◆ REQUIREMENT
Your task is to repeat the entries underneath exactly, minus the pictures.

◆ PROVIDED RECORDS
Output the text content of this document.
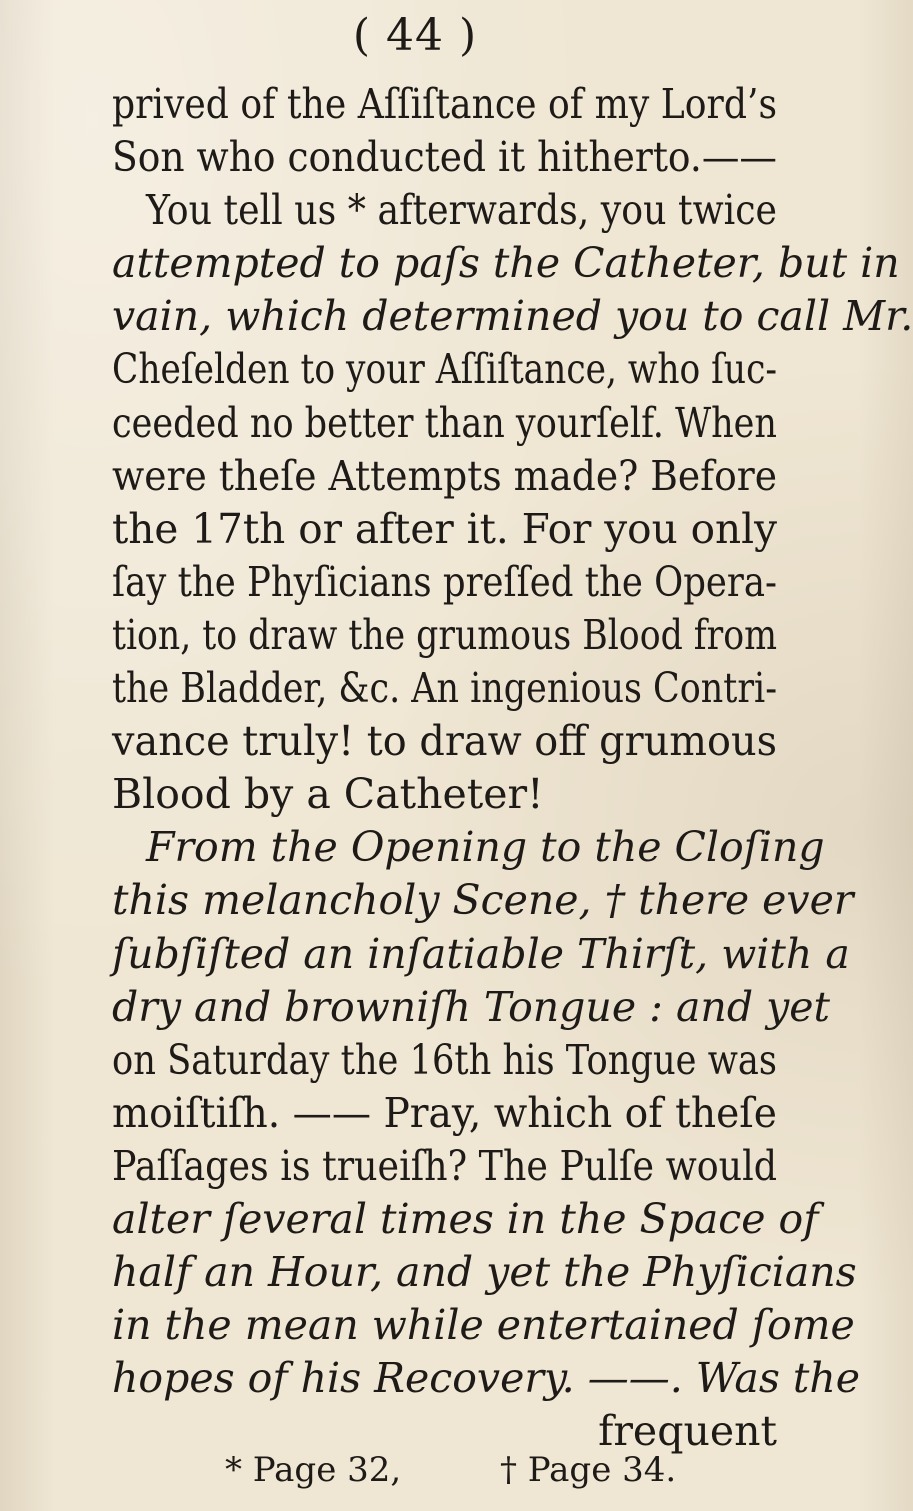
( 44 )
prived of the Aſſiſtance of my Lord’s
Son who conducted it hitherto.——
You tell us * afterwards, you twice
attempted to paſs the Catheter, but in
vain, which determined you to call Mr.
Cheſelden to your Aſſiſtance, who ſuc-
ceeded no better than yourſelf. When
were theſe Attempts made? Before
the 17th or after it. For you only
ſay the Phyſicians preſſed the Opera-
tion, to draw the grumous Blood from
the Bladder, &c. An ingenious Contri-
vance truly! to draw off grumous
Blood by a Catheter!
From the Opening to the Cloſing
this melancholy Scene, † there ever
ſubſiſted an inſatiable Thirſt, with a
dry and browniſh Tongue : and yet
on Saturday the 16th his Tongue was
moiſtiſh. —— Pray, which of theſe
Paſſages is trueiſh? The Pulſe would
alter ſeveral times in the Space of
half an Hour, and yet the Phyſicians
in the mean while entertained ſome
hopes of his Recovery. ——. Was the
frequent
* Page 32,	† Page 34.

◆ EXERCISE OUTPUT
Output the text content of this document.
( 44 )
prived of the Aſſiſtance of my Lord’s
Son who conducted it hitherto.——
You tell us * afterwards, you twice
attempted to paſs the Catheter, but in
vain, which determined you to call Mr.
Cheſelden to your Aſſiſtance, who ſuc-
ceeded no better than yourſelf. When
were theſe Attempts made? Before
the 17th or after it. For you only
ſay the Phyſicians preſſed the Opera-
tion, to draw the grumous Blood from
the Bladder, &c. An ingenious Contri-
vance truly! to draw off grumous
Blood by a Catheter!
From the Opening to the Cloſing
this melancholy Scene, † there ever
ſubſiſted an inſatiable Thirſt, with a
dry and browniſh Tongue : and yet
on Saturday the 16th his Tongue was
moiſtiſh. —— Pray, which of theſe
Paſſages is trueiſh? The Pulſe would
alter ſeveral times in the Space of
half an Hour, and yet the Phyſicians
in the mean while entertained ſome
hopes of his Recovery. ——. Was the
frequent
* Page 32,	† Page 34.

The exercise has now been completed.